INSTRUCTIONS FOR THE TASK:
Repeat the lines below word for word, starting at the line that contains "app-card[interactable]: 值什么值得买 每日批量自动签到" and ending at the line that contains "sidebar-item-system[interactable]: ✕ 系统", with both of those lines included.

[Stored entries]
+++
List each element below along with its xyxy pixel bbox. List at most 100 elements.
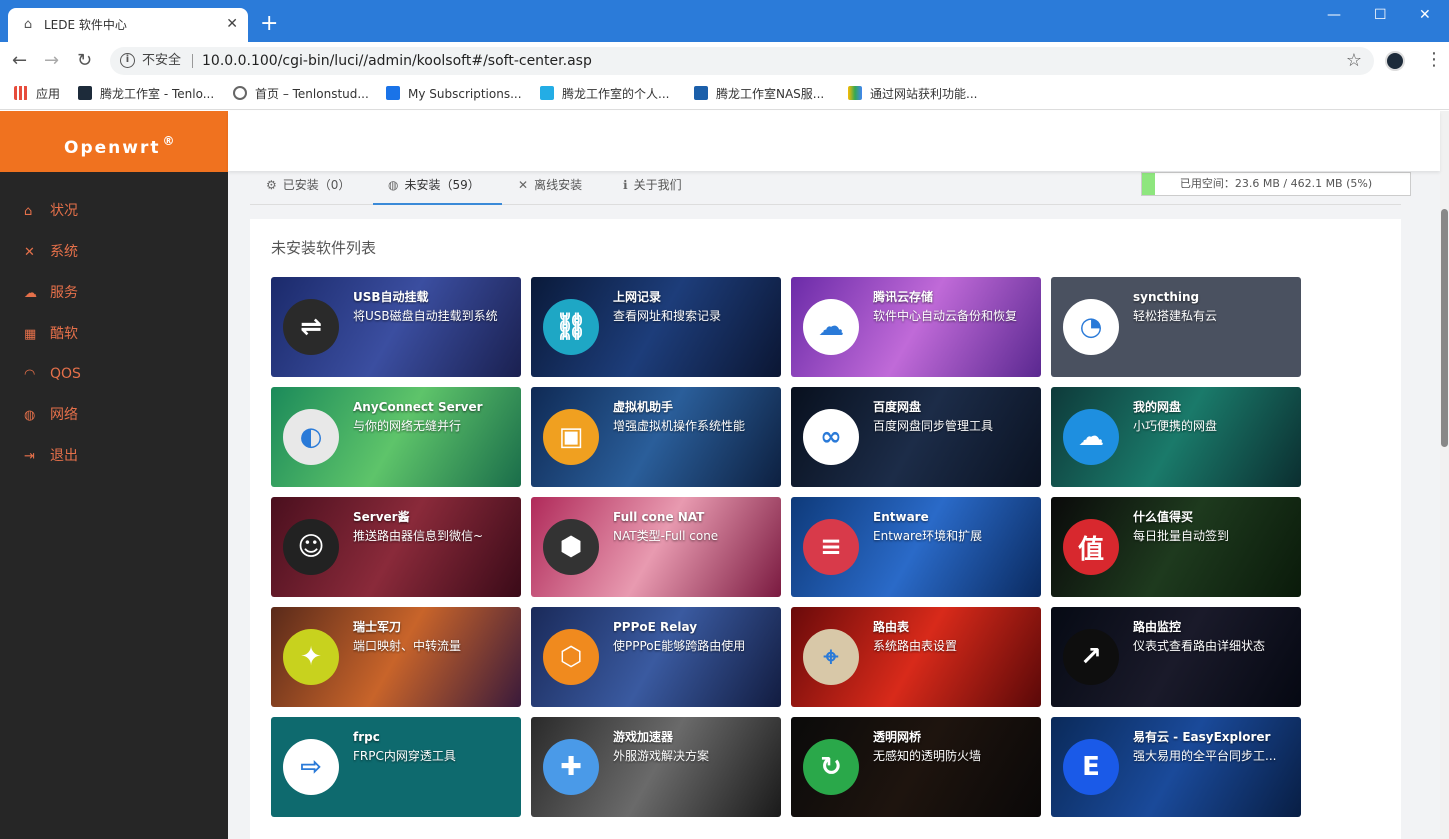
app-card[interactable]: 值什么值得买 每日批量自动签到 — [1051, 497, 1301, 597]
bookmarks-bar: 应用 腾龙工作室 - Tenlo... 首页 – Tenlonstud... M… — [0, 80, 1449, 110]
app-card[interactable]: ✦ 瑞士军刀 端口映射、中转流量 — [271, 607, 521, 707]
scrollbar-thumb[interactable] — [1441, 209, 1448, 447]
sidebar-item-koolsoft[interactable]: ▦ 酷软 — [24, 324, 78, 344]
sidebar-item-services[interactable]: ☁ 服务 — [24, 283, 78, 303]
app-description: FRPC内网穿透工具 — [353, 749, 456, 763]
app-card[interactable]: ✚ 游戏加速器 外服游戏解决方案 — [531, 717, 781, 817]
app-card[interactable]: ⬡ PPPoE Relay 使PPPoE能够跨路由使用 — [531, 607, 781, 707]
sidebar-item-status[interactable]: ⌂ 状况 — [24, 201, 78, 221]
bookmark-star-icon[interactable]: ☆ — [1346, 51, 1362, 71]
sidebar-item-system[interactable]: ✕ 系统 — [24, 242, 78, 262]
forward-button[interactable]: → — [44, 51, 59, 71]
bookmark-item[interactable]: 腾龙工作室 - Tenlo... — [78, 86, 214, 102]
app-title: 腾讯云存储 — [873, 290, 934, 304]
browser-menu-icon[interactable]: ⋮ — [1425, 50, 1443, 70]
app-description: 轻松搭建私有云 — [1133, 309, 1218, 323]
app-card[interactable]: ⛓ 上网记录 查看网址和搜索记录 — [531, 277, 781, 377]
address-bar-row: ← → ↻ i 不安全 10.0.0.100/cgi-bin/luci//adm… — [0, 42, 1449, 80]
browser-tab[interactable]: ⌂ LEDE 软件中心 ✕ — [8, 8, 248, 42]
brand-header[interactable]: Openwrt ® — [0, 111, 228, 172]
back-button[interactable]: ← — [12, 51, 27, 71]
app-card[interactable]: ∞ 百度网盘 百度网盘同步管理工具 — [791, 387, 1041, 487]
app-title: 透明网桥 — [873, 730, 922, 744]
app-description: 无感知的透明防火墙 — [873, 749, 982, 763]
insecure-label[interactable]: 不安全 — [142, 53, 181, 69]
close-tab-icon[interactable]: ✕ — [226, 16, 238, 32]
app-title: USB自动挂载 — [353, 290, 429, 304]
sidebar-item-network[interactable]: ◍ 网络 — [24, 405, 78, 425]
globe-icon — [233, 86, 247, 100]
bookmark-item[interactable]: 腾龙工作室的个人... — [540, 86, 669, 102]
cloud-icon: ☁ — [24, 286, 37, 301]
tab-offline-install[interactable]: ✕ 离线安装 — [518, 171, 582, 205]
app-card[interactable]: ⇨ frpc FRPC内网穿透工具 — [271, 717, 521, 817]
app-card[interactable]: ↻ 透明网桥 无感知的透明防火墙 — [791, 717, 1041, 817]
app-card[interactable]: ☺ Server酱 推送路由器信息到微信~ — [271, 497, 521, 597]
app-description: 将USB磁盘自动挂载到系统 — [353, 309, 498, 323]
app-card[interactable]: ⌖ 路由表 系统路由表设置 — [791, 607, 1041, 707]
adsense-icon — [848, 86, 862, 100]
app-card[interactable]: E 易有云 - EasyExplorer 强大易用的全平台同步工... — [1051, 717, 1301, 817]
app-description: 软件中心自动云备份和恢复 — [873, 309, 1018, 323]
app-icon: 值 — [1063, 519, 1119, 575]
app-icon: ✦ — [283, 629, 339, 685]
app-icon: ⬡ — [543, 629, 599, 685]
app-title: 什么值得买 — [1133, 510, 1194, 524]
bookmark-apps[interactable]: 应用 — [14, 86, 60, 102]
app-icon: ≡ — [803, 519, 859, 575]
app-icon: ⇨ — [283, 739, 339, 795]
app-icon: ⇌ — [283, 299, 339, 355]
app-description: 系统路由表设置 — [873, 639, 958, 653]
close-window-button[interactable]: ✕ — [1419, 6, 1431, 24]
tab-not-installed[interactable]: ◍ 未安装（59） — [373, 171, 502, 205]
bookmark-item[interactable]: My Subscriptions... — [386, 86, 522, 102]
profile-avatar[interactable] — [1385, 51, 1405, 71]
sidebar: Openwrt ® ⌂ 状况 ✕ 系统 ☁ 服务 ▦ 酷软 ◠ QOS ◍ 网络 ⇥ 退出 — [0, 111, 228, 839]
brand-logo: Openwrt ® — [64, 134, 177, 158]
app-icon: ◔ — [1063, 299, 1119, 355]
app-title: Full cone NAT — [613, 510, 705, 524]
app-icon: ▣ — [543, 409, 599, 465]
reload-button[interactable]: ↻ — [77, 51, 92, 71]
new-tab-button[interactable]: + — [260, 13, 278, 35]
app-card[interactable]: ≡ Entware Entware环境和扩展 — [791, 497, 1041, 597]
app-title: 游戏加速器 — [613, 730, 674, 744]
app-icon: ☺ — [283, 519, 339, 575]
app-card[interactable]: ◔ syncthing 轻松搭建私有云 — [1051, 277, 1301, 377]
info-icon[interactable]: i — [120, 53, 135, 68]
browser-tab-bar: ⌂ LEDE 软件中心 ✕ + — ☐ ✕ — [0, 0, 1449, 42]
app-card[interactable]: ◐ AnyConnect Server 与你的网络无缝并行 — [271, 387, 521, 487]
app-title: 虚拟机助手 — [613, 400, 674, 414]
omnibox[interactable]: i 不安全 10.0.0.100/cgi-bin/luci//admin/koo… — [110, 47, 1374, 75]
sidebar-item-qos[interactable]: ◠ QOS — [24, 364, 81, 384]
logout-icon: ⇥ — [24, 449, 35, 464]
url-text[interactable]: 10.0.0.100/cgi-bin/luci//admin/koolsoft#… — [202, 52, 592, 70]
tab-about[interactable]: ℹ 关于我们 — [623, 171, 682, 205]
bookmark-item[interactable]: 首页 – Tenlonstud... — [233, 86, 369, 102]
app-title: 路由表 — [873, 620, 910, 634]
storage-usage-bar: 已用空间：23.6 MB / 462.1 MB (5%) — [1141, 172, 1411, 196]
app-title: frpc — [353, 730, 380, 744]
page-scrollbar[interactable] — [1440, 111, 1449, 839]
tab-installed[interactable]: ⚙ 已安装（0） — [266, 171, 350, 205]
minimize-button[interactable]: — — [1327, 6, 1341, 24]
app-title: Server酱 — [353, 510, 410, 524]
tools-icon: ✕ — [24, 245, 35, 260]
app-description: 百度网盘同步管理工具 — [873, 419, 994, 433]
app-card[interactable]: ☁ 腾讯云存储 软件中心自动云备份和恢复 — [791, 277, 1041, 377]
app-description: 查看网址和搜索记录 — [613, 309, 722, 323]
app-card[interactable]: ▣ 虚拟机助手 增强虚拟机操作系统性能 — [531, 387, 781, 487]
router-icon: ⌂ — [23, 17, 33, 32]
maximize-button[interactable]: ☐ — [1374, 6, 1387, 24]
panel-title: 未安装软件列表 — [271, 239, 377, 257]
sidebar-item-logout[interactable]: ⇥ 退出 — [24, 446, 78, 466]
bookmark-item[interactable]: 通过网站获利功能... — [848, 86, 977, 102]
app-card[interactable]: ☁ 我的网盘 小巧便携的网盘 — [1051, 387, 1301, 487]
app-card[interactable]: ↗ 路由监控 仪表式查看路由详细状态 — [1051, 607, 1301, 707]
bookmark-item[interactable]: 腾龙工作室NAS服... — [694, 86, 824, 102]
app-icon: ⛓ — [543, 299, 599, 355]
app-card[interactable]: ⬢ Full cone NAT NAT类型-Full cone — [531, 497, 781, 597]
app-card[interactable]: ⇌ USB自动挂载将USB磁盘自动挂载到系统 — [271, 277, 521, 377]
app-icon: ↗ — [1063, 629, 1119, 685]
app-title: Entware — [873, 510, 929, 524]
+++
ANSWER:
app-card[interactable]: 值什么值得买 每日批量自动签到 — [1051, 497, 1301, 597]
bookmarks-bar: 应用 腾龙工作室 - Tenlo... 首页 – Tenlonstud... M… — [0, 80, 1449, 110]
app-card[interactable]: ✦ 瑞士军刀 端口映射、中转流量 — [271, 607, 521, 707]
scrollbar-thumb[interactable] — [1441, 209, 1448, 447]
sidebar-item-koolsoft[interactable]: ▦ 酷软 — [24, 324, 78, 344]
sidebar-item-services[interactable]: ☁ 服务 — [24, 283, 78, 303]
app-description: FRPC内网穿透工具 — [353, 749, 456, 763]
app-card[interactable]: ✚ 游戏加速器 外服游戏解决方案 — [531, 717, 781, 817]
app-card[interactable]: ⬡ PPPoE Relay 使PPPoE能够跨路由使用 — [531, 607, 781, 707]
sidebar-item-status[interactable]: ⌂ 状况 — [24, 201, 78, 221]
bookmark-star-icon[interactable]: ☆ — [1346, 51, 1362, 71]
sidebar-item-system[interactable]: ✕ 系统 — [24, 242, 78, 262]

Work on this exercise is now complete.